Start DATA FOR THIS TASK

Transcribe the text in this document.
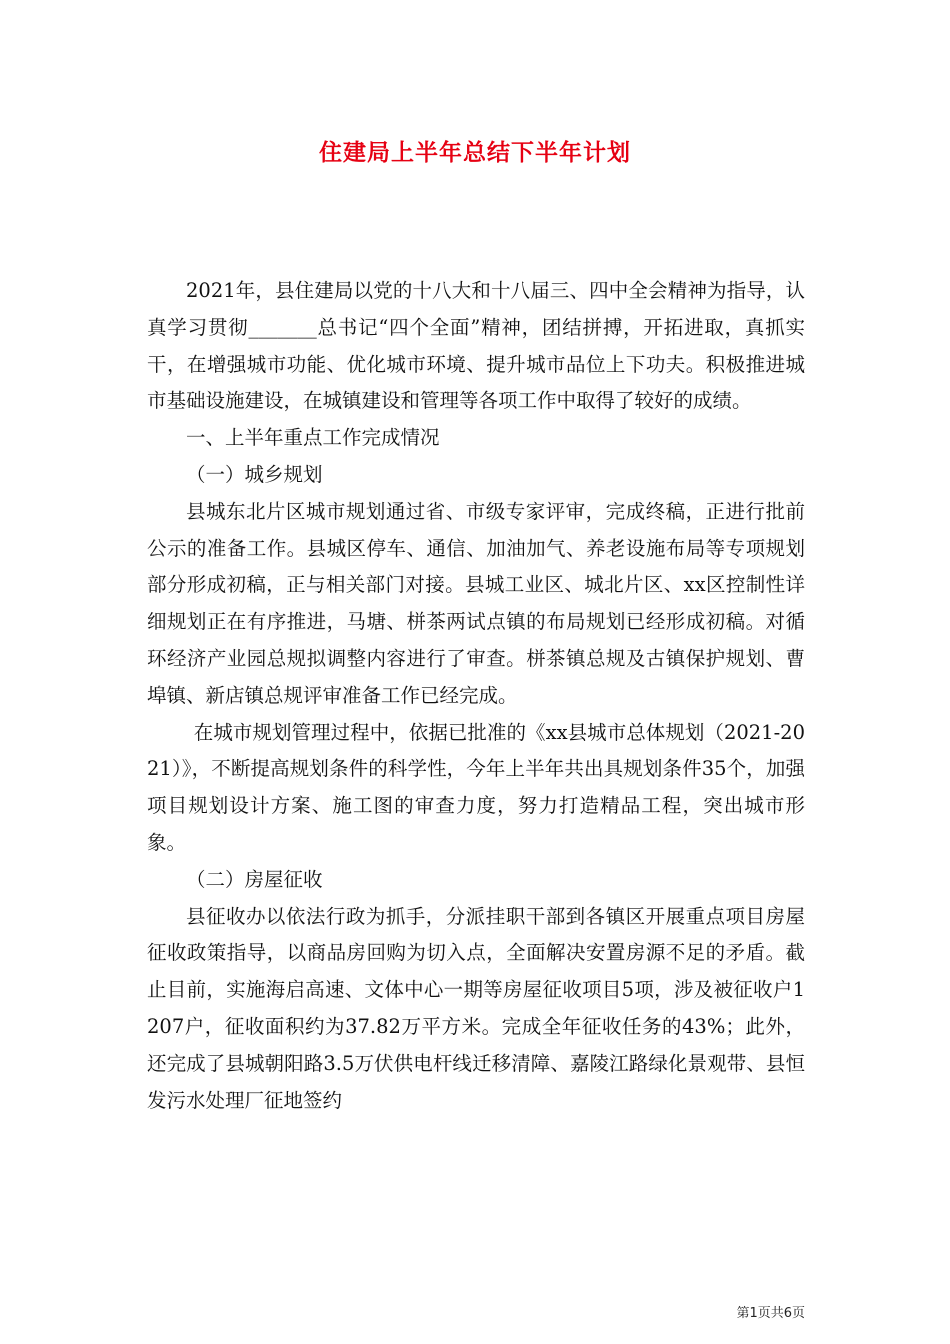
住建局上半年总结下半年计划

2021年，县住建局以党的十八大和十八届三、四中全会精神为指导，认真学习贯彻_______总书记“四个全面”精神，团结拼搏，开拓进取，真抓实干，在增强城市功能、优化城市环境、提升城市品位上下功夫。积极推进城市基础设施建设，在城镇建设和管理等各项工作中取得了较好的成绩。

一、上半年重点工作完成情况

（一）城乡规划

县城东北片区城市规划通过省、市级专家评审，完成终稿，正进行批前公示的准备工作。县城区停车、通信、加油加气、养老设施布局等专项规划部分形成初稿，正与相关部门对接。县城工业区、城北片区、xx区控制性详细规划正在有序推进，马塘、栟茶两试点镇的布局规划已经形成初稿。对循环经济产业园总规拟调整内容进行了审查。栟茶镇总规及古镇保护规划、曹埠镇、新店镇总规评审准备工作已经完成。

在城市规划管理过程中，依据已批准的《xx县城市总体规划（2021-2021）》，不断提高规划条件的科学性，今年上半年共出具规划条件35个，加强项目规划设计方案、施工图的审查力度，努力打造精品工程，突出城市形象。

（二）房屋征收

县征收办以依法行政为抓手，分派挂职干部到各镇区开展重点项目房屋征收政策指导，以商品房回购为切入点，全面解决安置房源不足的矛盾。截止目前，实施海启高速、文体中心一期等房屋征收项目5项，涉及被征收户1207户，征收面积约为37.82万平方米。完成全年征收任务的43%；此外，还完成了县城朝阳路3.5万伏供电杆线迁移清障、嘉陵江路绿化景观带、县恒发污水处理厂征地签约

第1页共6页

End DATA FOR THIS TASK

Return the listing above unchanged, apart from dropping its pictures.

EXERCISE RESPONSE:
Transcribe the text in this document.
住建局上半年总结下半年计划

2021年，县住建局以党的十八大和十八届三、四中全会精神为指导，认真学习贯彻_______总书记“四个全面”精神，团结拼搏，开拓进取，真抓实干，在增强城市功能、优化城市环境、提升城市品位上下功夫。积极推进城市基础设施建设，在城镇建设和管理等各项工作中取得了较好的成绩。

一、上半年重点工作完成情况

（一）城乡规划

县城东北片区城市规划通过省、市级专家评审，完成终稿，正进行批前公示的准备工作。县城区停车、通信、加油加气、养老设施布局等专项规划部分形成初稿，正与相关部门对接。县城工业区、城北片区、xx区控制性详细规划正在有序推进，马塘、栟茶两试点镇的布局规划已经形成初稿。对循环经济产业园总规拟调整内容进行了审查。栟茶镇总规及古镇保护规划、曹埠镇、新店镇总规评审准备工作已经完成。

在城市规划管理过程中，依据已批准的《xx县城市总体规划（2021-2021）》，不断提高规划条件的科学性，今年上半年共出具规划条件35个，加强项目规划设计方案、施工图的审查力度，努力打造精品工程，突出城市形象。

（二）房屋征收

县征收办以依法行政为抓手，分派挂职干部到各镇区开展重点项目房屋征收政策指导，以商品房回购为切入点，全面解决安置房源不足的矛盾。截止目前，实施海启高速、文体中心一期等房屋征收项目5项，涉及被征收户1207户，征收面积约为37.82万平方米。完成全年征收任务的43%；此外，还完成了县城朝阳路3.5万伏供电杆线迁移清障、嘉陵江路绿化景观带、县恒发污水处理厂征地签约

第1页共6页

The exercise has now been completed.